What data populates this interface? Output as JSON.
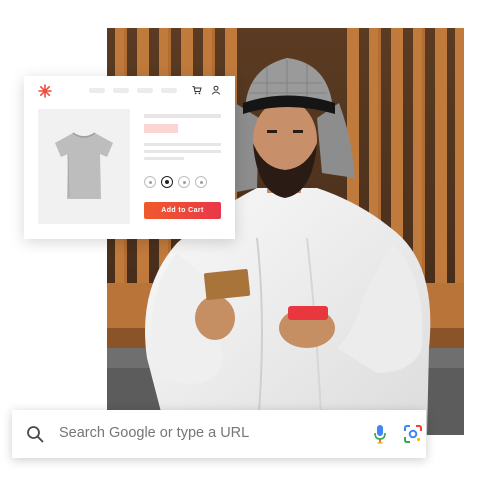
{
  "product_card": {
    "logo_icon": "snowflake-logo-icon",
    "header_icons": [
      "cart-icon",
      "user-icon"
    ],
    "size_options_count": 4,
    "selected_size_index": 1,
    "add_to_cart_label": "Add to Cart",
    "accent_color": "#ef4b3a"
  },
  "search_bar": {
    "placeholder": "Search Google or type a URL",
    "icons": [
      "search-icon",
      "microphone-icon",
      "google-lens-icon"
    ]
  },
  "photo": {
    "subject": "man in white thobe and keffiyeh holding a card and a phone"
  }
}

- - - - -

[Problem details]:
Reproduce each entry precisely, dropping only the pictures.

[Worked answer]:
What data populates this interface? Output as JSON.
{
  "product_card": {
    "logo_icon": "snowflake-logo-icon",
    "header_icons": [
      "cart-icon",
      "user-icon"
    ],
    "size_options_count": 4,
    "selected_size_index": 1,
    "add_to_cart_label": "Add to Cart",
    "accent_color": "#ef4b3a"
  },
  "search_bar": {
    "placeholder": "Search Google or type a URL",
    "icons": [
      "search-icon",
      "microphone-icon",
      "google-lens-icon"
    ]
  },
  "photo": {
    "subject": "man in white thobe and keffiyeh holding a card and a phone"
  }
}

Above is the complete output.